** STATED PROBLEM **
Copy only the lines between the one containing "Read this page and output its text content." and the end of the records, both included, leaving out pictures.

(Collected data)
⁂

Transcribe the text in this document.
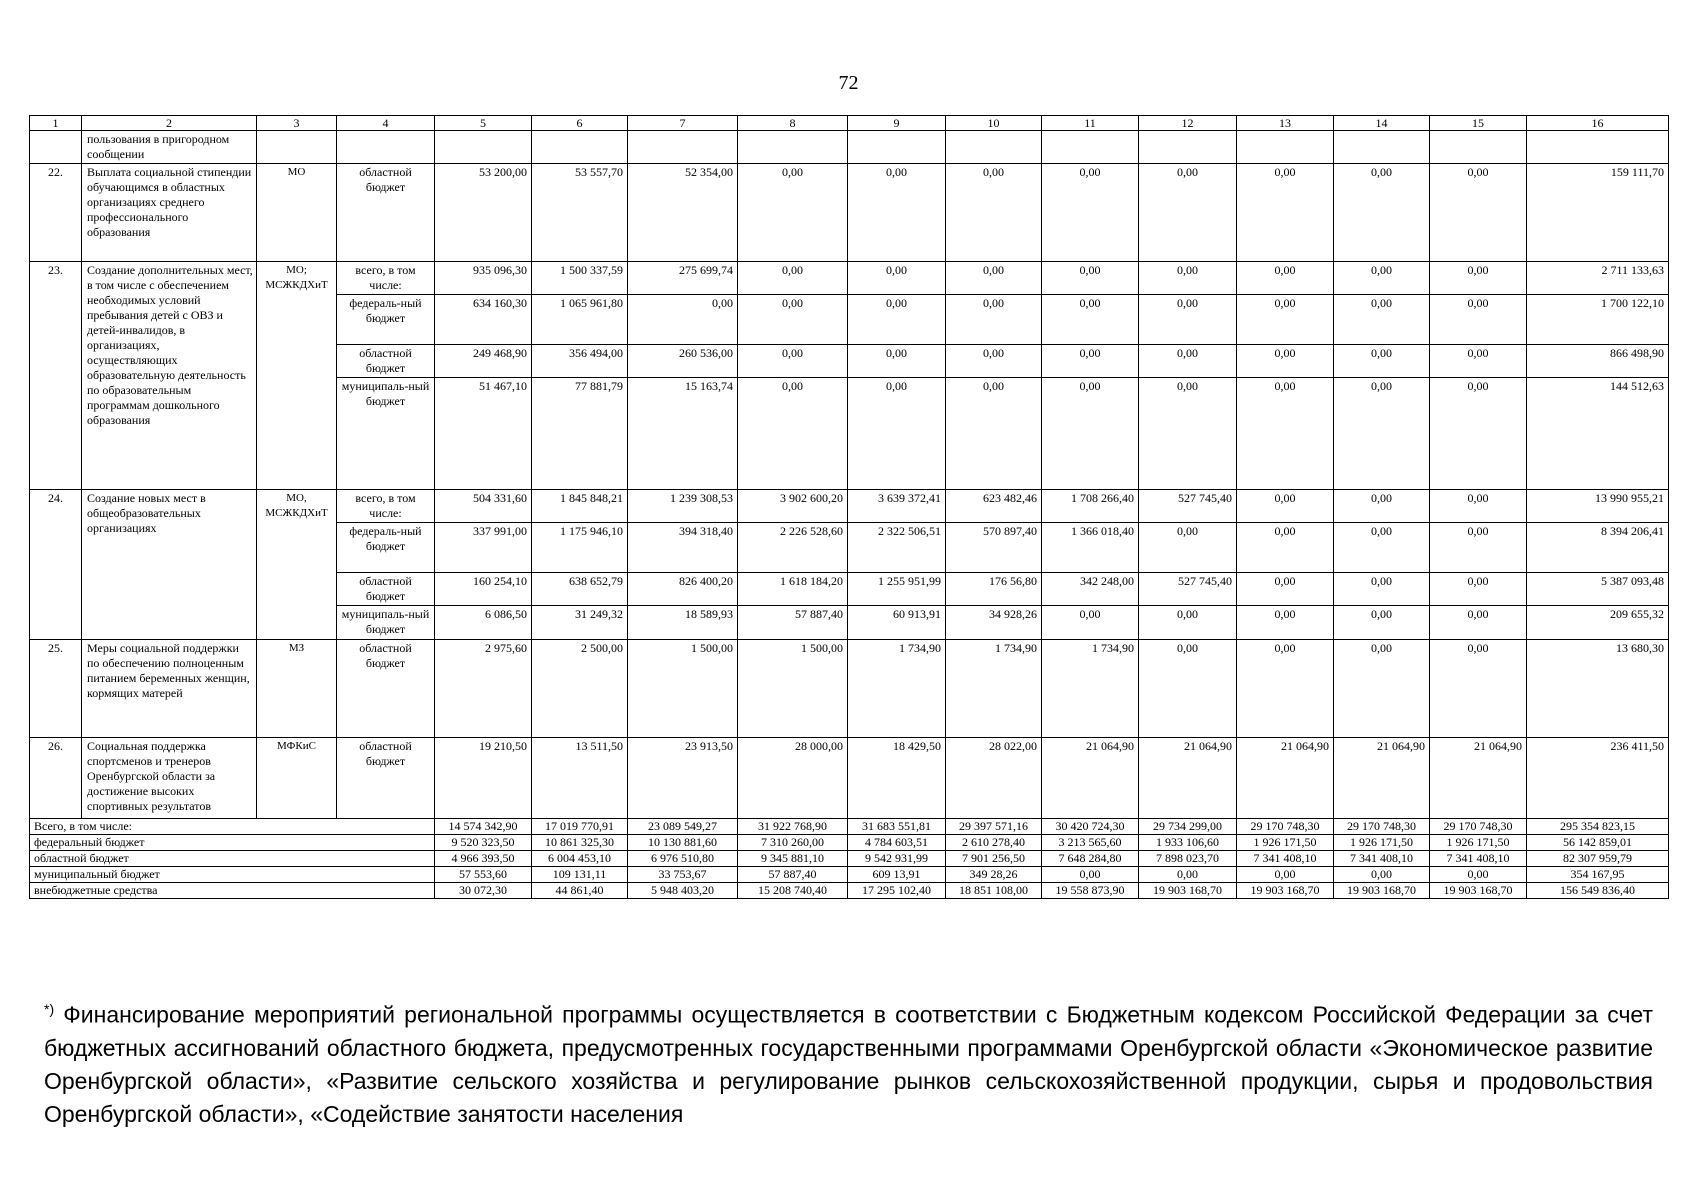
72
1	2	3	4	5	6	7	8	9	10	11	12	13	14	15	16
	пользования в пригородном сообщении														
22.	Выплата социальной стипендии обучающимся в областных организациях среднего профессионального образования	МО	областной бюджет	53 200,00	53 557,70	52 354,00	0,00	0,00	0,00	0,00	0,00	0,00	0,00	0,00	159 111,70
23.	Создание дополнительных мест, в том числе с обеспечением необходимых условий пребывания детей с ОВЗ и детей-инвалидов, в организациях, осуществляющих образовательную деятельность по образовательным программам дошкольного образования	МО; МСЖКДХиТ	всего, в том числе:	935 096,30	1 500 337,59	275 699,74	0,00	0,00	0,00	0,00	0,00	0,00	0,00	0,00	2 711 133,63
			федераль-ный бюджет	634 160,30	1 065 961,80	0,00	0,00	0,00	0,00	0,00	0,00	0,00	0,00	0,00	1 700 122,10
			областной бюджет	249 468,90	356 494,00	260 536,00	0,00	0,00	0,00	0,00	0,00	0,00	0,00	0,00	866 498,90
			муниципаль-ный бюджет	51 467,10	77 881,79	15 163,74	0,00	0,00	0,00	0,00	0,00	0,00	0,00	0,00	144 512,63
24.	Создание новых мест в общеобразовательных организациях	МО, МСЖКДХиТ	всего, в том числе:	504 331,60	1 845 848,21	1 239 308,53	3 902 600,20	3 639 372,41	623 482,46	1 708 266,40	527 745,40	0,00	0,00	0,00	13 990 955,21
			федераль-ный бюджет	337 991,00	1 175 946,10	394 318,40	2 226 528,60	2 322 506,51	570 897,40	1 366 018,40	0,00	0,00	0,00	0,00	8 394 206,41
			областной бюджет	160 254,10	638 652,79	826 400,20	1 618 184,20	1 255 951,99	176 56,80	342 248,00	527 745,40	0,00	0,00	0,00	5 387 093,48
			муниципаль-ный бюджет	6 086,50	31 249,32	18 589,93	57 887,40	60 913,91	34 928,26	0,00	0,00	0,00	0,00	0,00	209 655,32
25.	Меры социальной поддержки по обеспечению полноценным питанием беременных женщин, кормящих матерей	МЗ	областной бюджет	2 975,60	2 500,00	1 500,00	1 500,00	1 734,90	1 734,90	1 734,90	0,00	0,00	0,00	0,00	13 680,30
26.	Социальная поддержка спортсменов и тренеров Оренбургской области за достижение высоких спортивных результатов	МФКиС	областной бюджет	19 210,50	13 511,50	23 913,50	28 000,00	18 429,50	28 022,00	21 064,90	21 064,90	21 064,90	21 064,90	21 064,90	236 411,50
Всего, в том числе:				14 574 342,90	17 019 770,91	23 089 549,27	31 922 768,90	31 683 551,81	29 397 571,16	30 420 724,30	29 734 299,00	29 170 748,30	29 170 748,30	29 170 748,30	295 354 823,15
федеральный бюджет				9 520 323,50	10 861 325,30	10 130 881,60	7 310 260,00	4 784 603,51	2 610 278,40	3 213 565,60	1 933 106,60	1 926 171,50	1 926 171,50	1 926 171,50	56 142 859,01
областной бюджет				4 966 393,50	6 004 453,10	6 976 510,80	9 345 881,10	9 542 931,99	7 901 256,50	7 648 284,80	7 898 023,70	7 341 408,10	7 341 408,10	7 341 408,10	82 307 959,79
муниципальный бюджет				57 553,60	109 131,11	33 753,67	57 887,40	609 13,91	349 28,26	0,00	0,00	0,00	0,00	0,00	354 167,95
внебюджетные средства				30 072,30	44 861,40	5 948 403,20	15 208 740,40	17 295 102,40	18 851 108,00	19 558 873,90	19 903 168,70	19 903 168,70	19 903 168,70	19 903 168,70	156 549 836,40
*) Финансирование мероприятий региональной программы осуществляется в соответствии с Бюджетным кодексом Российской Федерации за счет бюджетных ассигнований областного бюджета, предусмотренных государственными программами Оренбургской области «Экономическое развитие Оренбургской области», «Развитие сельского хозяйства и регулирование рынков сельскохозяйственной продукции, сырья и продовольствия Оренбургской области», «Содействие занятости населения
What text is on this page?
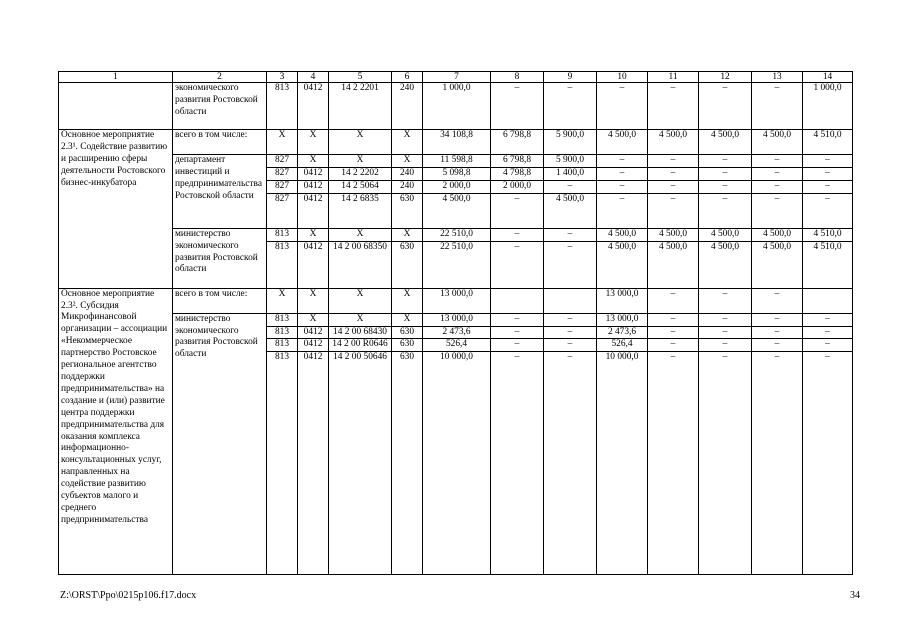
1	2	3	4	5	6	7	8	9	10	11	12	13	14
	экономического развития Ростовской области	813	0412	14 2 2201	240	1 000,0	–	–	–	–	–	–	1 000,0
Основное мероприятие 2.3¹. Содействие развитию и расширению сферы деятельности Ростовского бизнес-инкубатора	всего в том числе:	Х	Х	Х	Х	34 108,8	6 798,8	5 900,0	4 500,0	4 500,0	4 500,0	4 500,0	4 510,0
	департамент инвестиций и предпринимательства Ростовской области	827	Х	Х	Х	11 598,8	6 798,8	5 900,0	–	–	–	–	–
		827	0412	14 2 2202	240	5 098,8	4 798,8	1 400,0	–	–	–	–	–
		827	0412	14 2 5064	240	2 000,0	2 000,0	–	–	–	–	–	–
		827	0412	14 2 6835	630	4 500,0	–	4 500,0	–	–	–	–	–
	министерство экономического развития Ростовской области	813	Х	Х	Х	22 510,0	–	–	4 500,0	4 500,0	4 500,0	4 500,0	4 510,0
		813	0412	14 2 00 68350	630	22 510,0	–	–	4 500,0	4 500,0	4 500,0	4 500,0	4 510,0
Основное мероприятие 2.3². Субсидия Микрофинансовой организации – ассоциации «Некоммерческое партнерство Ростовское региональное агентство поддержки предпринимательства» на создание и (или) развитие центра поддержки предпринимательства для оказания комплекса информационно-консультационных услуг, направленных на содействие развитию субъектов малого и среднего предпринимательства	всего в том числе:	Х	Х	Х	Х	13 000,0			13 000,0	–	–	–	
	министерство экономического развития Ростовской области	813	Х	Х	Х	13 000,0	–	–	13 000,0	–	–	–	–
		813	0412	14 2 00 68430	630	2 473,6	–	–	2 473,6	–	–	–	–
		813	0412	14 2 00 R0646	630	526,4	–	–	526,4	–	–	–	–
		813	0412	14 2 00 50646	630	10 000,0	–	–	10 000,0	–	–	–	–
Z:\ORST\Ppo\0215p106.f17.docx	34
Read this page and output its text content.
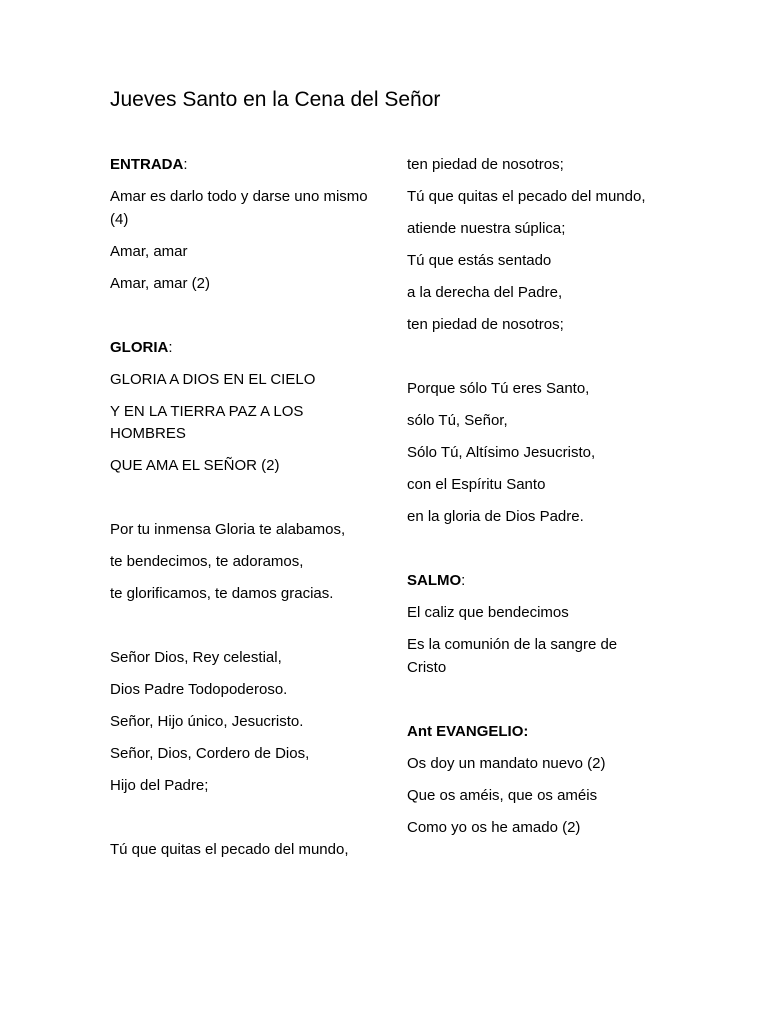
Jueves Santo en la Cena del Señor

ENTRADA:

Amar es darlo todo y darse uno mismo (4)

Amar, amar

Amar, amar (2)

GLORIA:

GLORIA A DIOS EN EL CIELO

Y EN LA TIERRA PAZ A LOS HOMBRES

QUE AMA EL SEÑOR (2)

Por tu inmensa Gloria te alabamos,

te bendecimos, te adoramos,

te glorificamos, te damos gracias.

Señor Dios, Rey celestial,

Dios Padre Todopoderoso.

Señor, Hijo único, Jesucristo.

Señor, Dios, Cordero de Dios,

Hijo del Padre;

Tú que quitas el pecado del mundo,

ten piedad de nosotros;

Tú que quitas el pecado del mundo,

atiende nuestra súplica;

Tú que estás sentado

a la derecha del Padre,

ten piedad de nosotros;

Porque sólo Tú eres Santo,

sólo Tú, Señor,

Sólo Tú, Altísimo Jesucristo,

con el Espíritu Santo

en la gloria de Dios Padre.

SALMO:

El caliz que bendecimos

Es la comunión de la sangre de Cristo

Ant EVANGELIO:

Os doy un mandato nuevo (2)

Que os améis, que os améis

Como yo os he amado (2)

⁂

** THE REPLY **
Read this page and output its text content.
Jueves Santo en la Cena del Señor

ENTRADA:

Amar es darlo todo y darse uno mismo (4)

Amar, amar

Amar, amar (2)

GLORIA:

GLORIA A DIOS EN EL CIELO

Y EN LA TIERRA PAZ A LOS HOMBRES

QUE AMA EL SEÑOR (2)

Por tu inmensa Gloria te alabamos,

te bendecimos, te adoramos,

te glorificamos, te damos gracias.

Señor Dios, Rey celestial,

Dios Padre Todopoderoso.

Señor, Hijo único, Jesucristo.

Señor, Dios, Cordero de Dios,

Hijo del Padre;

Tú que quitas el pecado del mundo,

ten piedad de nosotros;

Tú que quitas el pecado del mundo,

atiende nuestra súplica;

Tú que estás sentado

a la derecha del Padre,

ten piedad de nosotros;

Porque sólo Tú eres Santo,

sólo Tú, Señor,

Sólo Tú, Altísimo Jesucristo,

con el Espíritu Santo

en la gloria de Dios Padre.

SALMO:

El caliz que bendecimos

Es la comunión de la sangre de Cristo

Ant EVANGELIO:

Os doy un mandato nuevo (2)

Que os améis, que os améis

Como yo os he amado (2)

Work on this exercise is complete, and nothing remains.